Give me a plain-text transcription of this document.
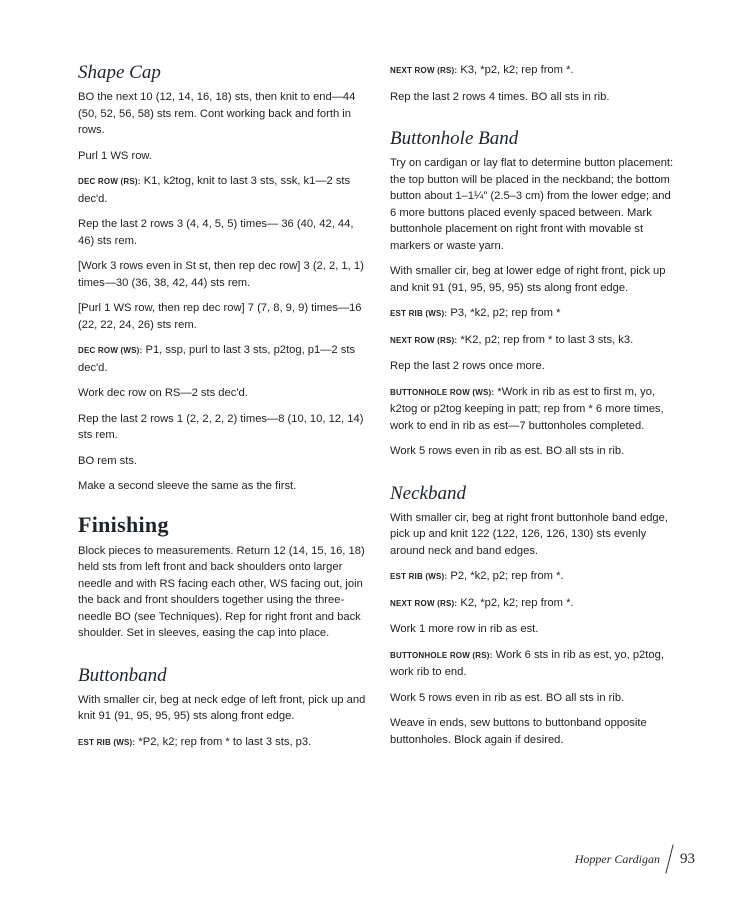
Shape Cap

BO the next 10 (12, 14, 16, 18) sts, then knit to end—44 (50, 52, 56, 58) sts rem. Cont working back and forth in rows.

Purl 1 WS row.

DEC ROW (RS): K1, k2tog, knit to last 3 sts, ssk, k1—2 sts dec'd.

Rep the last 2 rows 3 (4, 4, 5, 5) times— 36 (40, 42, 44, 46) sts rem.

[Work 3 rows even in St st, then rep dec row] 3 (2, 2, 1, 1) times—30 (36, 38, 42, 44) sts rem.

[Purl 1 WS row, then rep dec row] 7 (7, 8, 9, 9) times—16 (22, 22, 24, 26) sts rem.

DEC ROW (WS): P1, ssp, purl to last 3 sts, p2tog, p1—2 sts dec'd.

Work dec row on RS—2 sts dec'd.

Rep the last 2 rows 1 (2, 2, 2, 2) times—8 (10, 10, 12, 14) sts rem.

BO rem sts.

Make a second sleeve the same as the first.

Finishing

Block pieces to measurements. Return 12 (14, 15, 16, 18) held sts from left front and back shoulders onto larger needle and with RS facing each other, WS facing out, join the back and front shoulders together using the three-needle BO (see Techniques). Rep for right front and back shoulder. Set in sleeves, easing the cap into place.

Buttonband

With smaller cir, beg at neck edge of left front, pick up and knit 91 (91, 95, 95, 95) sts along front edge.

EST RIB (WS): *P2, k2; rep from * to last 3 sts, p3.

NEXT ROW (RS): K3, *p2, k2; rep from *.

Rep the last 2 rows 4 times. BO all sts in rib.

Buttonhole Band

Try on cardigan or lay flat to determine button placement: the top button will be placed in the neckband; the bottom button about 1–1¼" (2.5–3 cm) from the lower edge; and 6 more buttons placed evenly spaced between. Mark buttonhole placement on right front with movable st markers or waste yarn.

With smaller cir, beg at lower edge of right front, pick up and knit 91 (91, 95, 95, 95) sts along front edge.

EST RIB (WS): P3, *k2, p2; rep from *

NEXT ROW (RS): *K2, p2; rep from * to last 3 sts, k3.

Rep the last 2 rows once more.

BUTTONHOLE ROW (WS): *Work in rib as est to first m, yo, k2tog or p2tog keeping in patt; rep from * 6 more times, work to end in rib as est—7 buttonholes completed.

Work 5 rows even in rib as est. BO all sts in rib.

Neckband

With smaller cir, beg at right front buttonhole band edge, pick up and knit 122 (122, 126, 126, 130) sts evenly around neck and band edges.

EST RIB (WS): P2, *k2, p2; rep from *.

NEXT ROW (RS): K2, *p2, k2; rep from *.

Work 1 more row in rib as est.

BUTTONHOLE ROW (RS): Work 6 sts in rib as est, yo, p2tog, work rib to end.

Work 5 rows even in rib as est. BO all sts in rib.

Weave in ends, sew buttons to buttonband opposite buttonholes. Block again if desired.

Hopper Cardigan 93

____________

_AIM OF THE TASK_. Go through the preceding material and copy each line that has the word "pick".

_WRITTEN RESPONSE_.
With smaller cir, beg at neck edge of left front, pick up and knit 91 (91, 95, 95, 95) sts along front edge.
With smaller cir, beg at lower edge of right front, pick up and knit 91 (91, 95, 95, 95) sts along front edge.
With smaller cir, beg at right front buttonhole band edge, pick up and knit 122 (122, 126, 126, 130) sts evenly around neck and band edges.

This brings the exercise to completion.